▼▼▼
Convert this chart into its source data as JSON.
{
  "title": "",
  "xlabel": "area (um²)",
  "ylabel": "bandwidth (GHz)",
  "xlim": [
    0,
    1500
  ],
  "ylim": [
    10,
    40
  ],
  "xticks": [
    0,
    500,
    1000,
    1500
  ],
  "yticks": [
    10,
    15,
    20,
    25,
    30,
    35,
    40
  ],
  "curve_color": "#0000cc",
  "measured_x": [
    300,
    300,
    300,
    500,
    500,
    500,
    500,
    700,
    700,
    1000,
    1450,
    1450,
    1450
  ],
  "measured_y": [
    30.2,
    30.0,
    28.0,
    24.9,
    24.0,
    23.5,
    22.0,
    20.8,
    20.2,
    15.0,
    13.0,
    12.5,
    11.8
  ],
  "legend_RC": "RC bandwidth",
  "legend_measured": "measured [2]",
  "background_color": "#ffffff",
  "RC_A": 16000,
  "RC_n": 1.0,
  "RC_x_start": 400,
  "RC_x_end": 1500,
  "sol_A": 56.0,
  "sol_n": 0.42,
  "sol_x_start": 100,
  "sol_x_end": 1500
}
▲▲▲
Task details:
Print the complete listing again, exactly as it stands.

Reply:
Convert this chart into its source data as JSON.
{
  "title": "",
  "xlabel": "area (um²)",
  "ylabel": "bandwidth (GHz)",
  "xlim": [
    0,
    1500
  ],
  "ylim": [
    10,
    40
  ],
  "xticks": [
    0,
    500,
    1000,
    1500
  ],
  "yticks": [
    10,
    15,
    20,
    25,
    30,
    35,
    40
  ],
  "curve_color": "#0000cc",
  "measured_x": [
    300,
    300,
    300,
    500,
    500,
    500,
    500,
    700,
    700,
    1000,
    1450,
    1450,
    1450
  ],
  "measured_y": [
    30.2,
    30.0,
    28.0,
    24.9,
    24.0,
    23.5,
    22.0,
    20.8,
    20.2,
    15.0,
    13.0,
    12.5,
    11.8
  ],
  "legend_RC": "RC bandwidth",
  "legend_measured": "measured [2]",
  "background_color": "#ffffff",
  "RC_A": 16000,
  "RC_n": 1.0,
  "RC_x_start": 400,
  "RC_x_end": 1500,
  "sol_A": 56.0,
  "sol_n": 0.42,
  "sol_x_start": 100,
  "sol_x_end": 1500
}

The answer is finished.